* _WHAT YOU HAVE TO DO_
Gather each line of the records where "vähintään" appears.

>> begin DATA IN THIS EXERCISE

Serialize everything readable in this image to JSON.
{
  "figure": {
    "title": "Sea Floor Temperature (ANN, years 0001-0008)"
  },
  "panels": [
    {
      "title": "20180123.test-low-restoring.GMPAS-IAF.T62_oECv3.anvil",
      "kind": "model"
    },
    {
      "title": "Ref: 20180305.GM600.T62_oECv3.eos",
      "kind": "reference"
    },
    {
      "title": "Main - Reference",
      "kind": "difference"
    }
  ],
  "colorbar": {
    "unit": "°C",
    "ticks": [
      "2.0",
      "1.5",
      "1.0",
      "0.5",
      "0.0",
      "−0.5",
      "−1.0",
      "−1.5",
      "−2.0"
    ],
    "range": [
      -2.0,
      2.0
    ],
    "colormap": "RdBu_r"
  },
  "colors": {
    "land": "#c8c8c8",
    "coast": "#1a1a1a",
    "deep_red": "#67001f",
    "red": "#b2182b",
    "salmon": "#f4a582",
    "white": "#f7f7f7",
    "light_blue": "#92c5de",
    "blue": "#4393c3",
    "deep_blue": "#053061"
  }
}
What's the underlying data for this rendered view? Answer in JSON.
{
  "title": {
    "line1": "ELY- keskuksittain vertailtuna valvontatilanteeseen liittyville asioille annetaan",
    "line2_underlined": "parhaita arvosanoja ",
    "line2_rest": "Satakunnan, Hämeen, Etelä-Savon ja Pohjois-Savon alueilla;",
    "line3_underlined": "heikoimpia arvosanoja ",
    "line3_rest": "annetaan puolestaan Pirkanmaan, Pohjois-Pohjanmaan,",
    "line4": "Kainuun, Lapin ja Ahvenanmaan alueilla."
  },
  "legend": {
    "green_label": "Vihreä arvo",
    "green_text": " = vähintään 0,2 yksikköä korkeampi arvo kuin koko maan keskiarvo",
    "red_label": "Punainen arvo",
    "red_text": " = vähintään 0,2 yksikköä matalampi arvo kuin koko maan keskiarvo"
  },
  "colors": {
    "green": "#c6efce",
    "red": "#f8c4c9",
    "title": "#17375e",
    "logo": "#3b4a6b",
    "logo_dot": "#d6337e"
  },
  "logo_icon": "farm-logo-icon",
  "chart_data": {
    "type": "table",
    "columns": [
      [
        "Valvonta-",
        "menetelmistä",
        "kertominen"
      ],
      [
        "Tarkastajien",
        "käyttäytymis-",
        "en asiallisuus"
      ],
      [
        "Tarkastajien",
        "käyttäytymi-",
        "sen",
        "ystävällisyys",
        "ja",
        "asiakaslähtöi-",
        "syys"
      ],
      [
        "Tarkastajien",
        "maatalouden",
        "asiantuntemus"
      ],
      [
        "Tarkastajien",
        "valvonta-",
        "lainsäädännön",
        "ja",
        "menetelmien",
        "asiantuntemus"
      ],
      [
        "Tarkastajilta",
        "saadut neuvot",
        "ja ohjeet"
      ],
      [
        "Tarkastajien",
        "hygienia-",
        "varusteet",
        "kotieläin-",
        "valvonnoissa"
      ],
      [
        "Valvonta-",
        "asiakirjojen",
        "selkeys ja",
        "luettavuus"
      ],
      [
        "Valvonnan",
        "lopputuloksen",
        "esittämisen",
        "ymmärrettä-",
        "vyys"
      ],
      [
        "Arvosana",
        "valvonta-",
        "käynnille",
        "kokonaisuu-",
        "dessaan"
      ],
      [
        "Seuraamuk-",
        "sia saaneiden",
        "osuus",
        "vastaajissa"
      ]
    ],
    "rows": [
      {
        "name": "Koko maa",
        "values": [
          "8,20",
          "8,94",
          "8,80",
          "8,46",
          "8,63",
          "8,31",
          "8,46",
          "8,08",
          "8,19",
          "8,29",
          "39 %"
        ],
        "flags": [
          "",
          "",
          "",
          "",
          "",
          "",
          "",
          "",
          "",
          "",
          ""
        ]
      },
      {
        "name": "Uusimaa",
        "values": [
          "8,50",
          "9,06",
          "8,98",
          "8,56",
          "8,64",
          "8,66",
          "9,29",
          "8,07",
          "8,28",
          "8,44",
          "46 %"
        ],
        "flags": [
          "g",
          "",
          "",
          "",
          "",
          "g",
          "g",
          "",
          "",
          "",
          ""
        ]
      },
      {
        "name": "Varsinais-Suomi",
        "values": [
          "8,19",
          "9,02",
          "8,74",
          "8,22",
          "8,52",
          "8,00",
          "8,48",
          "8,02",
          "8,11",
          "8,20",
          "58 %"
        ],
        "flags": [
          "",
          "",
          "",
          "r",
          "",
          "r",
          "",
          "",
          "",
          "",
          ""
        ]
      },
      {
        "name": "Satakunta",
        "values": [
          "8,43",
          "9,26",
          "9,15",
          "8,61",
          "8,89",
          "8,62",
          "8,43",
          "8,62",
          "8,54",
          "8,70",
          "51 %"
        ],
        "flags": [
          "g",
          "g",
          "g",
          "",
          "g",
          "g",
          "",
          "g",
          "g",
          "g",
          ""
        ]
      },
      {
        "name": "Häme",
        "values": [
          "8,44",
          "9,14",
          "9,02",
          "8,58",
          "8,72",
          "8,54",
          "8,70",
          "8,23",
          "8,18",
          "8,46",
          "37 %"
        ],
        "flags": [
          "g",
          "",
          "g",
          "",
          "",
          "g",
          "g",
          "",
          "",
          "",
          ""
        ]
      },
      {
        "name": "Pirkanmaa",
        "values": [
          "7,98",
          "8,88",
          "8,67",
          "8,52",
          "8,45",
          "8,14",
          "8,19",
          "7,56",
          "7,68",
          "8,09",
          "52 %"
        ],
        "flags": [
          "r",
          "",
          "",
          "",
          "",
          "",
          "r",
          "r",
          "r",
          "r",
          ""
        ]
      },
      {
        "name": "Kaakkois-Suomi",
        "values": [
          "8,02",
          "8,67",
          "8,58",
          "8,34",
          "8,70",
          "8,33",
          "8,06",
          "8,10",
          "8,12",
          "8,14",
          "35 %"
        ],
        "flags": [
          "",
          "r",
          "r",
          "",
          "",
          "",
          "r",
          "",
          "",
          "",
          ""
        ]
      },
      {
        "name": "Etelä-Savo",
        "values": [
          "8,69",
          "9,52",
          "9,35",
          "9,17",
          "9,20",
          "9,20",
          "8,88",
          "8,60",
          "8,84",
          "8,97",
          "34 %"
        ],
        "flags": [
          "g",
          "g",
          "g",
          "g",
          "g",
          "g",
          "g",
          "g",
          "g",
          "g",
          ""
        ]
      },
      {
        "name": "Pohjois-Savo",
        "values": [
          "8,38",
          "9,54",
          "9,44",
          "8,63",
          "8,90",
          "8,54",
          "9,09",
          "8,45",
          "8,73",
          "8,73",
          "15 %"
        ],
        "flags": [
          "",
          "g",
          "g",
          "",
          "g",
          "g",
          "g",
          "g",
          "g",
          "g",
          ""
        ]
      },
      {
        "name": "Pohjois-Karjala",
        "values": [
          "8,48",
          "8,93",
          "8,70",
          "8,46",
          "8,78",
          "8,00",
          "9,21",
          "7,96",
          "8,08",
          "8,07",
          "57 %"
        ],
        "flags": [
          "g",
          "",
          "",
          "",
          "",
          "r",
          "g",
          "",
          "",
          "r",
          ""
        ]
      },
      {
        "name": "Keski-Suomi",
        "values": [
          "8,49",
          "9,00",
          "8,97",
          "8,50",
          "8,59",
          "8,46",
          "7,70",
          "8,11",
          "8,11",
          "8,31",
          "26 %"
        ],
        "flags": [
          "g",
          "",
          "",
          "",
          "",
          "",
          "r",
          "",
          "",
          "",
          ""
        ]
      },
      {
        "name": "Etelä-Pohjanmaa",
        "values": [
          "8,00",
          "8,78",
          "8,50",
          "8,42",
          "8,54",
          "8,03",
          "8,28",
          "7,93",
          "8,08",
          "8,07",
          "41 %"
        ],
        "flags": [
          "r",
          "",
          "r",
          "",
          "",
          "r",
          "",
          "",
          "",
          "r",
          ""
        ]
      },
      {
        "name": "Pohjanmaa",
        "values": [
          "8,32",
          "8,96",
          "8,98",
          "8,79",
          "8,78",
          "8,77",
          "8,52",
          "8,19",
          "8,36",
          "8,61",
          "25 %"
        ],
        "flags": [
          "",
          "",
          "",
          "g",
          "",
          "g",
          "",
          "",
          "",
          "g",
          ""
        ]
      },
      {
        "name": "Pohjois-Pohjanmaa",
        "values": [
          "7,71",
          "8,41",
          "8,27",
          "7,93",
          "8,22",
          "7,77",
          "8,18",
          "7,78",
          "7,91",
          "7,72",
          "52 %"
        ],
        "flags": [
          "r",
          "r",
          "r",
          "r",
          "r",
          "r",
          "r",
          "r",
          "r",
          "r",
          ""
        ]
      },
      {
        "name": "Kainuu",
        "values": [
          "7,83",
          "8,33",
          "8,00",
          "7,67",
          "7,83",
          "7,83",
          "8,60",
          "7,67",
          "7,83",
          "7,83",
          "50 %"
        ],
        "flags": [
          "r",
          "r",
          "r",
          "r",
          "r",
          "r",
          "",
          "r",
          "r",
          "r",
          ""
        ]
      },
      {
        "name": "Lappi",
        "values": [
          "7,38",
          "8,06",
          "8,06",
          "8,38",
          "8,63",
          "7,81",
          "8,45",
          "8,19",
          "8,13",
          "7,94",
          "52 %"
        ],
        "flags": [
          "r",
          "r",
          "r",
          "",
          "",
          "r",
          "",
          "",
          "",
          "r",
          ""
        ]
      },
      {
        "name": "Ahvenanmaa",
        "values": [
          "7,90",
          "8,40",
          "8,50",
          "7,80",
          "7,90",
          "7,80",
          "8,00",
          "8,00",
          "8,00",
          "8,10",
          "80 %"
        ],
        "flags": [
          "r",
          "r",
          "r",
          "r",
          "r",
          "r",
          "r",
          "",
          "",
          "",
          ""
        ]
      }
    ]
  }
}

>> end DATA IN THIS EXERCISE

* _FINISHED EXERCISE_
    "green_text": " = vähintään 0,2 yksikköä korkeampi arvo kuin koko maan keskiarvo",
    "red_text": " = vähintään 0,2 yksikköä matalampi arvo kuin koko maan keskiarvo"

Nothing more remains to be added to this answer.